> [Problem details]:
Drop the images; return everything else in the listing below exactly.

☆ ☆ ☆ ☆ ☆ ☆ ☆

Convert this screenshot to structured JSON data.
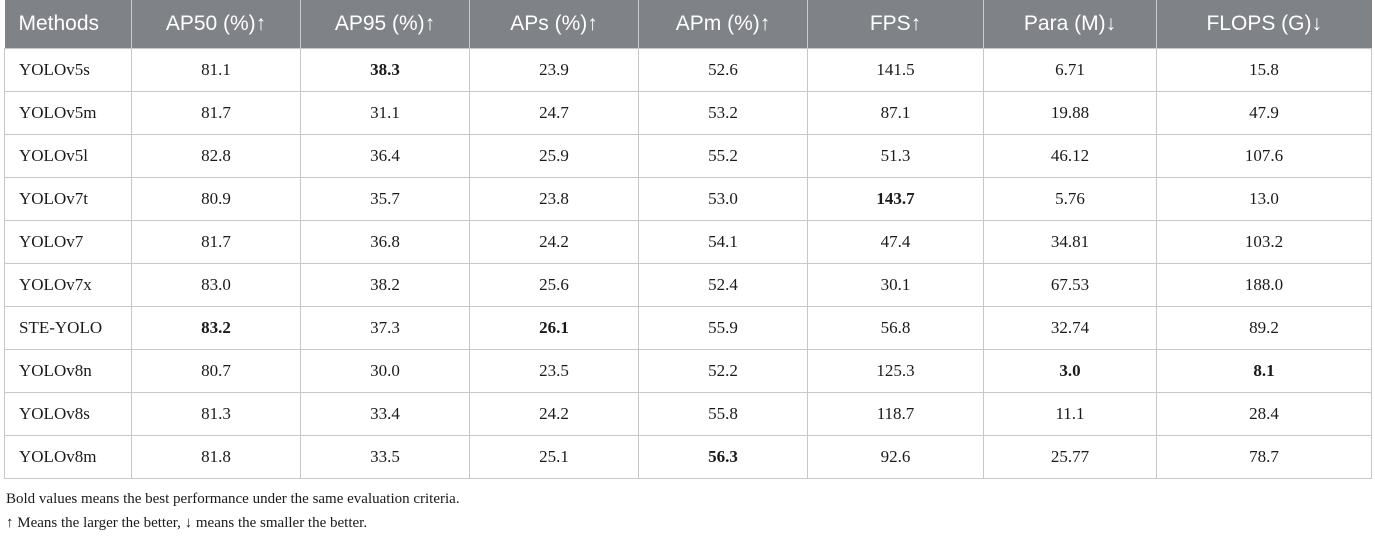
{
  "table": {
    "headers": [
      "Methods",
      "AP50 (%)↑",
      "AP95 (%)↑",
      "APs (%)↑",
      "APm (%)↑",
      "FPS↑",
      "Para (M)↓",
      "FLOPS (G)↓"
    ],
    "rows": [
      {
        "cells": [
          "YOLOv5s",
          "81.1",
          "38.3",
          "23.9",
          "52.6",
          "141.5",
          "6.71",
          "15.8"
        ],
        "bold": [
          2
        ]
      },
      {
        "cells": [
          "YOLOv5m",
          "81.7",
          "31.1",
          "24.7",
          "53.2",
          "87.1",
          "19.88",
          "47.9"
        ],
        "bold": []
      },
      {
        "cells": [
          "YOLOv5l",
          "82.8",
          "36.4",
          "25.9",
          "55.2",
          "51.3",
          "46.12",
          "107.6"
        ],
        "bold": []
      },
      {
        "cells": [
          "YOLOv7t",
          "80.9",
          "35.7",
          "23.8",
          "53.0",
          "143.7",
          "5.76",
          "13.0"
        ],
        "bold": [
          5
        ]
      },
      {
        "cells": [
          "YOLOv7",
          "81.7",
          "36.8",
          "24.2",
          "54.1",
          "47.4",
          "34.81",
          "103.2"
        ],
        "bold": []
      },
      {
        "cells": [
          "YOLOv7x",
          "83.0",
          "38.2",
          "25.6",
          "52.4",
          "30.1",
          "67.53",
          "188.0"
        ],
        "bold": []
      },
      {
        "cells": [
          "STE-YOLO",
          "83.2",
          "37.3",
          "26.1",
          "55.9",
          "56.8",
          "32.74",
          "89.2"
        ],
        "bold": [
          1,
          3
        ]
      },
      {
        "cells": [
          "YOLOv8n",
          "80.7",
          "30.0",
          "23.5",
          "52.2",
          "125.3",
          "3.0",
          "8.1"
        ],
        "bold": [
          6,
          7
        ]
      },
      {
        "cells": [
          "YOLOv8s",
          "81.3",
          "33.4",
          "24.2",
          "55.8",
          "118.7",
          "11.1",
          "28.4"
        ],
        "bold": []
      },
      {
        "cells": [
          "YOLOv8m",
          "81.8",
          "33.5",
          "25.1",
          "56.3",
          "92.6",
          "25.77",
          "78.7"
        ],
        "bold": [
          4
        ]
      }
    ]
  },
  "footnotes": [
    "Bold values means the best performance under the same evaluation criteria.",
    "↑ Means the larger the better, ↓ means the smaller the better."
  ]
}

☆ ☆ ☆ ☆ ☆ ☆ ☆

> [Written response]:
Convert this screenshot to structured JSON data.
{
  "table": {
    "headers": [
      "Methods",
      "AP50 (%)↑",
      "AP95 (%)↑",
      "APs (%)↑",
      "APm (%)↑",
      "FPS↑",
      "Para (M)↓",
      "FLOPS (G)↓"
    ],
    "rows": [
      {
        "cells": [
          "YOLOv5s",
          "81.1",
          "38.3",
          "23.9",
          "52.6",
          "141.5",
          "6.71",
          "15.8"
        ],
        "bold": [
          2
        ]
      },
      {
        "cells": [
          "YOLOv5m",
          "81.7",
          "31.1",
          "24.7",
          "53.2",
          "87.1",
          "19.88",
          "47.9"
        ],
        "bold": []
      },
      {
        "cells": [
          "YOLOv5l",
          "82.8",
          "36.4",
          "25.9",
          "55.2",
          "51.3",
          "46.12",
          "107.6"
        ],
        "bold": []
      },
      {
        "cells": [
          "YOLOv7t",
          "80.9",
          "35.7",
          "23.8",
          "53.0",
          "143.7",
          "5.76",
          "13.0"
        ],
        "bold": [
          5
        ]
      },
      {
        "cells": [
          "YOLOv7",
          "81.7",
          "36.8",
          "24.2",
          "54.1",
          "47.4",
          "34.81",
          "103.2"
        ],
        "bold": []
      },
      {
        "cells": [
          "YOLOv7x",
          "83.0",
          "38.2",
          "25.6",
          "52.4",
          "30.1",
          "67.53",
          "188.0"
        ],
        "bold": []
      },
      {
        "cells": [
          "STE-YOLO",
          "83.2",
          "37.3",
          "26.1",
          "55.9",
          "56.8",
          "32.74",
          "89.2"
        ],
        "bold": [
          1,
          3
        ]
      },
      {
        "cells": [
          "YOLOv8n",
          "80.7",
          "30.0",
          "23.5",
          "52.2",
          "125.3",
          "3.0",
          "8.1"
        ],
        "bold": [
          6,
          7
        ]
      },
      {
        "cells": [
          "YOLOv8s",
          "81.3",
          "33.4",
          "24.2",
          "55.8",
          "118.7",
          "11.1",
          "28.4"
        ],
        "bold": []
      },
      {
        "cells": [
          "YOLOv8m",
          "81.8",
          "33.5",
          "25.1",
          "56.3",
          "92.6",
          "25.77",
          "78.7"
        ],
        "bold": [
          4
        ]
      }
    ]
  },
  "footnotes": [
    "Bold values means the best performance under the same evaluation criteria.",
    "↑ Means the larger the better, ↓ means the smaller the better."
  ]
}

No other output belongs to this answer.